# REQUEST
Pick out the lines below with "ylabel" and list them.

(Figure record extracts)
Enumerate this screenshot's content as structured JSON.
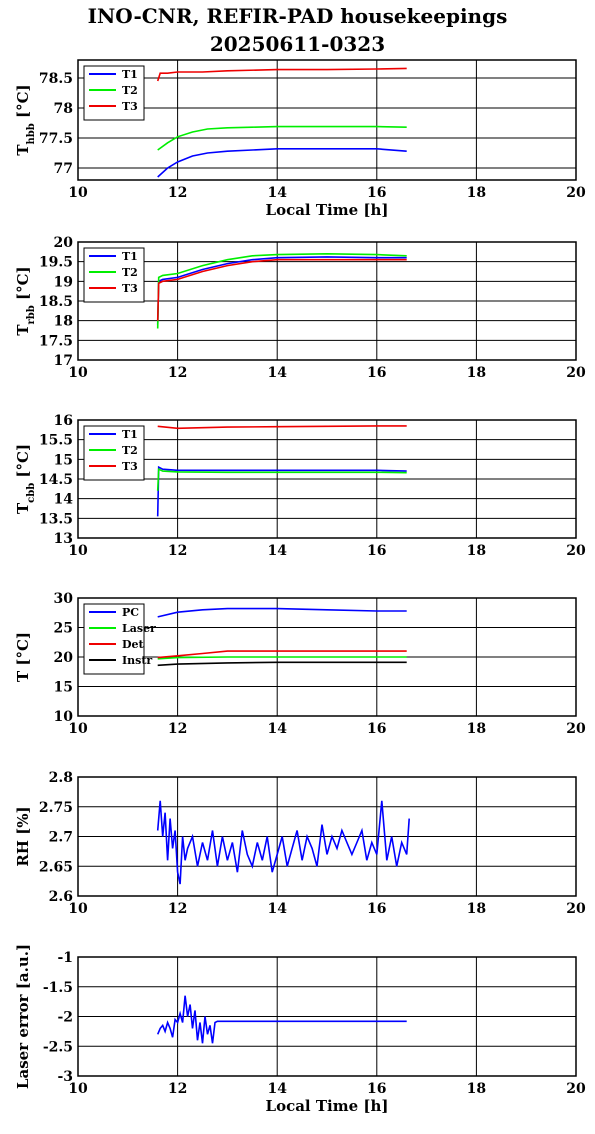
{
  "title": [
    "INO-CNR, REFIR-PAD housekeepings",
    "20250611-0323"
  ],
  "colors": {
    "blue": "#0000ff",
    "green": "#00ee00",
    "red": "#ee0000",
    "black": "#000000"
  },
  "chart_data": [
    {
      "type": "line",
      "ylabel": "T_hbb [°C]",
      "xlabel": "Local Time [h]",
      "xlim": [
        10,
        20
      ],
      "ylim": [
        76.8,
        78.8
      ],
      "xticks": [
        "10",
        "12",
        "14",
        "16",
        "18",
        "20"
      ],
      "yticks": [
        "77",
        "77.5",
        "78",
        "78.5"
      ],
      "legend_loc": "top-left",
      "series": [
        {
          "name": "T1",
          "color": "blue",
          "x": [
            11.6,
            11.8,
            12.0,
            12.3,
            12.6,
            13.0,
            13.5,
            14,
            15,
            16,
            16.6
          ],
          "y": [
            76.85,
            77.0,
            77.1,
            77.2,
            77.25,
            77.28,
            77.3,
            77.32,
            77.32,
            77.32,
            77.28
          ]
        },
        {
          "name": "T2",
          "color": "green",
          "x": [
            11.6,
            11.8,
            12.0,
            12.3,
            12.6,
            13.0,
            13.5,
            14,
            15,
            16,
            16.6
          ],
          "y": [
            77.3,
            77.42,
            77.52,
            77.6,
            77.65,
            77.67,
            77.68,
            77.69,
            77.69,
            77.69,
            77.68
          ]
        },
        {
          "name": "T3",
          "color": "red",
          "x": [
            11.6,
            11.65,
            11.8,
            12.0,
            12.5,
            13.0,
            14,
            15,
            16,
            16.6
          ],
          "y": [
            78.45,
            78.58,
            78.58,
            78.6,
            78.6,
            78.62,
            78.64,
            78.64,
            78.65,
            78.66
          ]
        }
      ]
    },
    {
      "type": "line",
      "ylabel": "T_rbb [°C]",
      "xlabel": "",
      "xlim": [
        10,
        20
      ],
      "ylim": [
        17,
        20
      ],
      "xticks": [
        "10",
        "12",
        "14",
        "16",
        "18",
        "20"
      ],
      "yticks": [
        "17",
        "17.5",
        "18",
        "18.5",
        "19",
        "19.5",
        "20"
      ],
      "legend_loc": "top-left",
      "series": [
        {
          "name": "T1",
          "color": "blue",
          "x": [
            11.6,
            11.62,
            11.7,
            12.0,
            12.5,
            13.0,
            13.5,
            14,
            15,
            16,
            16.6
          ],
          "y": [
            17.9,
            19.0,
            19.05,
            19.1,
            19.3,
            19.45,
            19.55,
            19.6,
            19.62,
            19.6,
            19.6
          ]
        },
        {
          "name": "T2",
          "color": "green",
          "x": [
            11.6,
            11.62,
            11.7,
            12.0,
            12.5,
            13.0,
            13.5,
            14,
            15,
            16,
            16.6
          ],
          "y": [
            17.8,
            19.1,
            19.15,
            19.2,
            19.4,
            19.55,
            19.65,
            19.68,
            19.7,
            19.68,
            19.65
          ]
        },
        {
          "name": "T3",
          "color": "red",
          "x": [
            11.6,
            11.62,
            11.7,
            12.0,
            12.5,
            13.0,
            13.5,
            14,
            15,
            16,
            16.6
          ],
          "y": [
            18.0,
            18.95,
            19.0,
            19.05,
            19.25,
            19.4,
            19.5,
            19.55,
            19.55,
            19.55,
            19.55
          ]
        }
      ]
    },
    {
      "type": "line",
      "ylabel": "T_cbb [°C]",
      "xlabel": "",
      "xlim": [
        10,
        20
      ],
      "ylim": [
        13,
        16
      ],
      "xticks": [
        "10",
        "12",
        "14",
        "16",
        "18",
        "20"
      ],
      "yticks": [
        "13",
        "13.5",
        "14",
        "14.5",
        "15",
        "15.5",
        "16"
      ],
      "legend_loc": "top-left",
      "series": [
        {
          "name": "T1",
          "color": "blue",
          "x": [
            11.6,
            11.62,
            11.7,
            12.0,
            13,
            14,
            15,
            16,
            16.6
          ],
          "y": [
            13.55,
            14.8,
            14.75,
            14.72,
            14.72,
            14.72,
            14.72,
            14.72,
            14.7
          ]
        },
        {
          "name": "T2",
          "color": "green",
          "x": [
            11.6,
            11.62,
            11.7,
            12.0,
            13,
            14,
            15,
            16,
            16.6
          ],
          "y": [
            14.2,
            14.75,
            14.7,
            14.68,
            14.67,
            14.67,
            14.67,
            14.67,
            14.66
          ]
        },
        {
          "name": "T3",
          "color": "red",
          "x": [
            11.6,
            12.0,
            13,
            14,
            15,
            16,
            16.6
          ],
          "y": [
            15.84,
            15.79,
            15.82,
            15.83,
            15.84,
            15.85,
            15.85
          ]
        }
      ]
    },
    {
      "type": "line",
      "ylabel": "T [°C]",
      "xlabel": "",
      "xlim": [
        10,
        20
      ],
      "ylim": [
        10,
        30
      ],
      "xticks": [
        "10",
        "12",
        "14",
        "16",
        "18",
        "20"
      ],
      "yticks": [
        "10",
        "15",
        "20",
        "25",
        "30"
      ],
      "legend_loc": "top-left",
      "series": [
        {
          "name": "PC",
          "color": "blue",
          "x": [
            11.6,
            12.0,
            12.5,
            13,
            14,
            15,
            16,
            16.6
          ],
          "y": [
            26.8,
            27.6,
            28.0,
            28.2,
            28.2,
            28.0,
            27.8,
            27.8
          ]
        },
        {
          "name": "Laser",
          "color": "green",
          "x": [
            11.6,
            12.0,
            13,
            14,
            15,
            16,
            16.6
          ],
          "y": [
            19.7,
            19.9,
            20.0,
            20.0,
            20.0,
            20.0,
            20.0
          ]
        },
        {
          "name": "Det",
          "color": "red",
          "x": [
            11.6,
            12.0,
            12.5,
            13,
            14,
            15,
            16,
            16.6
          ],
          "y": [
            19.9,
            20.2,
            20.6,
            21.0,
            21.0,
            21.0,
            21.0,
            21.0
          ]
        },
        {
          "name": "Instr",
          "color": "black",
          "x": [
            11.6,
            12.0,
            13,
            14,
            15,
            16,
            16.6
          ],
          "y": [
            18.6,
            18.8,
            19.0,
            19.1,
            19.1,
            19.1,
            19.1
          ]
        }
      ]
    },
    {
      "type": "line",
      "ylabel": "RH [%]",
      "xlabel": "",
      "xlim": [
        10,
        20
      ],
      "ylim": [
        2.6,
        2.8
      ],
      "xticks": [
        "10",
        "12",
        "14",
        "16",
        "18",
        "20"
      ],
      "yticks": [
        "2.6",
        "2.65",
        "2.7",
        "2.75",
        "2.8"
      ],
      "legend_loc": "none",
      "series": [
        {
          "name": "",
          "color": "blue",
          "x": [
            11.6,
            11.65,
            11.7,
            11.75,
            11.8,
            11.85,
            11.9,
            11.95,
            12.0,
            12.05,
            12.1,
            12.15,
            12.2,
            12.3,
            12.4,
            12.5,
            12.6,
            12.7,
            12.8,
            12.9,
            13.0,
            13.1,
            13.2,
            13.3,
            13.4,
            13.5,
            13.6,
            13.7,
            13.8,
            13.9,
            14.0,
            14.1,
            14.2,
            14.3,
            14.4,
            14.5,
            14.6,
            14.7,
            14.8,
            14.9,
            15.0,
            15.1,
            15.2,
            15.3,
            15.4,
            15.5,
            15.6,
            15.7,
            15.8,
            15.9,
            16.0,
            16.1,
            16.2,
            16.3,
            16.4,
            16.5,
            16.6,
            16.65
          ],
          "y": [
            2.71,
            2.76,
            2.7,
            2.74,
            2.66,
            2.73,
            2.68,
            2.71,
            2.64,
            2.62,
            2.7,
            2.66,
            2.68,
            2.7,
            2.65,
            2.69,
            2.66,
            2.71,
            2.65,
            2.7,
            2.66,
            2.69,
            2.64,
            2.71,
            2.67,
            2.65,
            2.69,
            2.66,
            2.7,
            2.64,
            2.67,
            2.7,
            2.65,
            2.68,
            2.71,
            2.66,
            2.7,
            2.68,
            2.65,
            2.72,
            2.67,
            2.7,
            2.68,
            2.71,
            2.69,
            2.67,
            2.69,
            2.71,
            2.66,
            2.69,
            2.67,
            2.76,
            2.66,
            2.7,
            2.65,
            2.69,
            2.67,
            2.73
          ]
        }
      ]
    },
    {
      "type": "line",
      "ylabel": "Laser error [a.u.]",
      "xlabel": "Local Time [h]",
      "xlim": [
        10,
        20
      ],
      "ylim": [
        -3,
        -1
      ],
      "xticks": [
        "10",
        "12",
        "14",
        "16",
        "18",
        "20"
      ],
      "yticks": [
        "-3",
        "-2.5",
        "-2",
        "-1.5",
        "-1"
      ],
      "legend_loc": "none",
      "series": [
        {
          "name": "",
          "color": "blue",
          "x": [
            11.6,
            11.65,
            11.7,
            11.75,
            11.8,
            11.85,
            11.9,
            11.95,
            12.0,
            12.05,
            12.1,
            12.15,
            12.2,
            12.25,
            12.3,
            12.35,
            12.4,
            12.45,
            12.5,
            12.55,
            12.6,
            12.65,
            12.7,
            12.75,
            12.8,
            13,
            14,
            15,
            16,
            16.6
          ],
          "y": [
            -2.3,
            -2.2,
            -2.15,
            -2.25,
            -2.1,
            -2.2,
            -2.35,
            -2.05,
            -2.1,
            -1.95,
            -2.1,
            -1.65,
            -2.0,
            -1.8,
            -2.2,
            -1.9,
            -2.4,
            -2.1,
            -2.45,
            -2.0,
            -2.3,
            -2.15,
            -2.45,
            -2.1,
            -2.08,
            -2.08,
            -2.08,
            -2.08,
            -2.08,
            -2.08
          ]
        }
      ]
    }
  ]
}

# RESPONSE TO THE TASK
      "ylabel": "T_hbb [°C]",
      "ylabel": "T_rbb [°C]",
      "ylabel": "T_cbb [°C]",
      "ylabel": "T [°C]",
      "ylabel": "RH [%]",
      "ylabel": "Laser error [a.u.]",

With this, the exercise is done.